— Start of Material supplied —
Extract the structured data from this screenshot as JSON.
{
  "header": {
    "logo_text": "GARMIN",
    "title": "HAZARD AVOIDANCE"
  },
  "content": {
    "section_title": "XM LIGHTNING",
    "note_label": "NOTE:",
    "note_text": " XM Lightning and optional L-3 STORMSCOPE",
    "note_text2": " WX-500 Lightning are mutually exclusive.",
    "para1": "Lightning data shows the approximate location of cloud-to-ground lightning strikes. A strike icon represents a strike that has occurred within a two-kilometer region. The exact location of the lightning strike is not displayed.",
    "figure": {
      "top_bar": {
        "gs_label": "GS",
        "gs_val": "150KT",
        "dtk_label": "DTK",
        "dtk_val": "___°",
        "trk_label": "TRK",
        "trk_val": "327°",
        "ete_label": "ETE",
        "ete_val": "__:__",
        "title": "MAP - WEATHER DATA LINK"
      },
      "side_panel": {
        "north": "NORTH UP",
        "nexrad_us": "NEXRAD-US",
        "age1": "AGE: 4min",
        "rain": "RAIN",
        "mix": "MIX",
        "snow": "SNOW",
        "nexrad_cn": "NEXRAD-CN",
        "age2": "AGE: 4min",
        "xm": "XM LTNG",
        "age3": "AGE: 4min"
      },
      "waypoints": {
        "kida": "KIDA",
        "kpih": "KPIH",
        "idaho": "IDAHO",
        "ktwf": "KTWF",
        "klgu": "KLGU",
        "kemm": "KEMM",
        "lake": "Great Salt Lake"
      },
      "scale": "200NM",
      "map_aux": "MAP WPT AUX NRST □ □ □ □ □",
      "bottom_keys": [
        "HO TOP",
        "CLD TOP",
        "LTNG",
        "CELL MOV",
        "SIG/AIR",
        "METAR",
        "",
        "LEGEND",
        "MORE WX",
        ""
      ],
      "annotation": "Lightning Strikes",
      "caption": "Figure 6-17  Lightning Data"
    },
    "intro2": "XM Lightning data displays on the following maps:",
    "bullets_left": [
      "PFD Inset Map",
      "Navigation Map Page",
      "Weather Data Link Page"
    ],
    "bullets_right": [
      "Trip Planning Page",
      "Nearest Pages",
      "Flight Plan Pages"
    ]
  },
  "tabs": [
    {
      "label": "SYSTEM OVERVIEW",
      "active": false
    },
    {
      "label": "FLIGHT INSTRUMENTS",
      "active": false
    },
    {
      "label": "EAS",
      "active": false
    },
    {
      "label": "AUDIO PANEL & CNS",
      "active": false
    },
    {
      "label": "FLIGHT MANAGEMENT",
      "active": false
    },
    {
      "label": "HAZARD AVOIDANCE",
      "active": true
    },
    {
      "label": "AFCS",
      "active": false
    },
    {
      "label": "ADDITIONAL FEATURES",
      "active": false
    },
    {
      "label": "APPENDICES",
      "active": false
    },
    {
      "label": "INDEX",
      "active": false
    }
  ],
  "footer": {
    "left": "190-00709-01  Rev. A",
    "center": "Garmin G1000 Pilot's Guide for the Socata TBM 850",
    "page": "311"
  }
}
— End of Material supplied —
→ Written task: Write out every entry exactly as given.

→ Result of the exercise:
Extract the structured data from this screenshot as JSON.
{
  "header": {
    "logo_text": "GARMIN",
    "title": "HAZARD AVOIDANCE"
  },
  "content": {
    "section_title": "XM LIGHTNING",
    "note_label": "NOTE:",
    "note_text": " XM Lightning and optional L-3 STORMSCOPE",
    "note_text2": " WX-500 Lightning are mutually exclusive.",
    "para1": "Lightning data shows the approximate location of cloud-to-ground lightning strikes. A strike icon represents a strike that has occurred within a two-kilometer region. The exact location of the lightning strike is not displayed.",
    "figure": {
      "top_bar": {
        "gs_label": "GS",
        "gs_val": "150KT",
        "dtk_label": "DTK",
        "dtk_val": "___°",
        "trk_label": "TRK",
        "trk_val": "327°",
        "ete_label": "ETE",
        "ete_val": "__:__",
        "title": "MAP - WEATHER DATA LINK"
      },
      "side_panel": {
        "north": "NORTH UP",
        "nexrad_us": "NEXRAD-US",
        "age1": "AGE: 4min",
        "rain": "RAIN",
        "mix": "MIX",
        "snow": "SNOW",
        "nexrad_cn": "NEXRAD-CN",
        "age2": "AGE: 4min",
        "xm": "XM LTNG",
        "age3": "AGE: 4min"
      },
      "waypoints": {
        "kida": "KIDA",
        "kpih": "KPIH",
        "idaho": "IDAHO",
        "ktwf": "KTWF",
        "klgu": "KLGU",
        "kemm": "KEMM",
        "lake": "Great Salt Lake"
      },
      "scale": "200NM",
      "map_aux": "MAP WPT AUX NRST □ □ □ □ □",
      "bottom_keys": [
        "HO TOP",
        "CLD TOP",
        "LTNG",
        "CELL MOV",
        "SIG/AIR",
        "METAR",
        "",
        "LEGEND",
        "MORE WX",
        ""
      ],
      "annotation": "Lightning Strikes",
      "caption": "Figure 6-17  Lightning Data"
    },
    "intro2": "XM Lightning data displays on the following maps:",
    "bullets_left": [
      "PFD Inset Map",
      "Navigation Map Page",
      "Weather Data Link Page"
    ],
    "bullets_right": [
      "Trip Planning Page",
      "Nearest Pages",
      "Flight Plan Pages"
    ]
  },
  "tabs": [
    {
      "label": "SYSTEM OVERVIEW",
      "active": false
    },
    {
      "label": "FLIGHT INSTRUMENTS",
      "active": false
    },
    {
      "label": "EAS",
      "active": false
    },
    {
      "label": "AUDIO PANEL & CNS",
      "active": false
    },
    {
      "label": "FLIGHT MANAGEMENT",
      "active": false
    },
    {
      "label": "HAZARD AVOIDANCE",
      "active": true
    },
    {
      "label": "AFCS",
      "active": false
    },
    {
      "label": "ADDITIONAL FEATURES",
      "active": false
    },
    {
      "label": "APPENDICES",
      "active": false
    },
    {
      "label": "INDEX",
      "active": false
    }
  ],
  "footer": {
    "left": "190-00709-01  Rev. A",
    "center": "Garmin G1000 Pilot's Guide for the Socata TBM 850",
    "page": "311"
  }
}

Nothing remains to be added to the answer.